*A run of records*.
★ ★ ★ ★ ★ ★ ★
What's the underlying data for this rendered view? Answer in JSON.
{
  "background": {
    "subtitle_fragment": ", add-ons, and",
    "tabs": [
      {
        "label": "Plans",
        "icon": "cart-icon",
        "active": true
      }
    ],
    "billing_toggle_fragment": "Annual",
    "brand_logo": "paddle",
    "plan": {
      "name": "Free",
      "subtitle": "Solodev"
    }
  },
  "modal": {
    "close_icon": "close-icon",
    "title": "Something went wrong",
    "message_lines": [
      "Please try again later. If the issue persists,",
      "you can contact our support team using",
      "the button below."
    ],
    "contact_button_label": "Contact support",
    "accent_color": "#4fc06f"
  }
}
★ ★ ★ ★ ★ ★ ★
*Request*.
Restate every line of the data word for word.

*Reply*.
What's the underlying data for this rendered view? Answer in JSON.
{
  "background": {
    "subtitle_fragment": ", add-ons, and",
    "tabs": [
      {
        "label": "Plans",
        "icon": "cart-icon",
        "active": true
      }
    ],
    "billing_toggle_fragment": "Annual",
    "brand_logo": "paddle",
    "plan": {
      "name": "Free",
      "subtitle": "Solodev"
    }
  },
  "modal": {
    "close_icon": "close-icon",
    "title": "Something went wrong",
    "message_lines": [
      "Please try again later. If the issue persists,",
      "you can contact our support team using",
      "the button below."
    ],
    "contact_button_label": "Contact support",
    "accent_color": "#4fc06f"
  }
}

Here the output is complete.